§ **THE RECORDS**
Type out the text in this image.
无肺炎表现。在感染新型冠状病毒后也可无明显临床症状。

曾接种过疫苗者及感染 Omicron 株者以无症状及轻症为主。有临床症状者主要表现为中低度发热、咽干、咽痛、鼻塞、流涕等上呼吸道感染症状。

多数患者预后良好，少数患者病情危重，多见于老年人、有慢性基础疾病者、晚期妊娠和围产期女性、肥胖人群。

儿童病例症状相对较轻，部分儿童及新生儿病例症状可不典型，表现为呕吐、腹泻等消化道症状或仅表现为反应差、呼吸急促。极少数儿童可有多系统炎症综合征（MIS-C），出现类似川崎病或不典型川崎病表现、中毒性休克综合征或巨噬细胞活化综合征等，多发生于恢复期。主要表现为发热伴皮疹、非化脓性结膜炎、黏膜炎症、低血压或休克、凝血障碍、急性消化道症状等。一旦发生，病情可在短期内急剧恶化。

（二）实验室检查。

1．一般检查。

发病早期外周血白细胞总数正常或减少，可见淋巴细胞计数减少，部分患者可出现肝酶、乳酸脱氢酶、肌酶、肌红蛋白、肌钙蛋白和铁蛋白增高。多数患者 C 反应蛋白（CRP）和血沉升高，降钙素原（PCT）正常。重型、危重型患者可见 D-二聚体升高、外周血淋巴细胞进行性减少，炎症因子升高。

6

§ **GIVEN REQUEST**
Give all the entries again exactly; leave none out.

§ **ANSWER IN FULL**
Type out the text in this image.
无肺炎表现。在感染新型冠状病毒后也可无明显临床症状。

曾接种过疫苗者及感染 Omicron 株者以无症状及轻症为主。有临床症状者主要表现为中低度发热、咽干、咽痛、鼻塞、流涕等上呼吸道感染症状。

多数患者预后良好，少数患者病情危重，多见于老年人、有慢性基础疾病者、晚期妊娠和围产期女性、肥胖人群。

儿童病例症状相对较轻，部分儿童及新生儿病例症状可不典型，表现为呕吐、腹泻等消化道症状或仅表现为反应差、呼吸急促。极少数儿童可有多系统炎症综合征（MIS-C），出现类似川崎病或不典型川崎病表现、中毒性休克综合征或巨噬细胞活化综合征等，多发生于恢复期。主要表现为发热伴皮疹、非化脓性结膜炎、黏膜炎症、低血压或休克、凝血障碍、急性消化道症状等。一旦发生，病情可在短期内急剧恶化。

（二）实验室检查。

1．一般检查。

发病早期外周血白细胞总数正常或减少，可见淋巴细胞计数减少，部分患者可出现肝酶、乳酸脱氢酶、肌酶、肌红蛋白、肌钙蛋白和铁蛋白增高。多数患者 C 反应蛋白（CRP）和血沉升高，降钙素原（PCT）正常。重型、危重型患者可见 D-二聚体升高、外周血淋巴细胞进行性减少，炎症因子升高。

6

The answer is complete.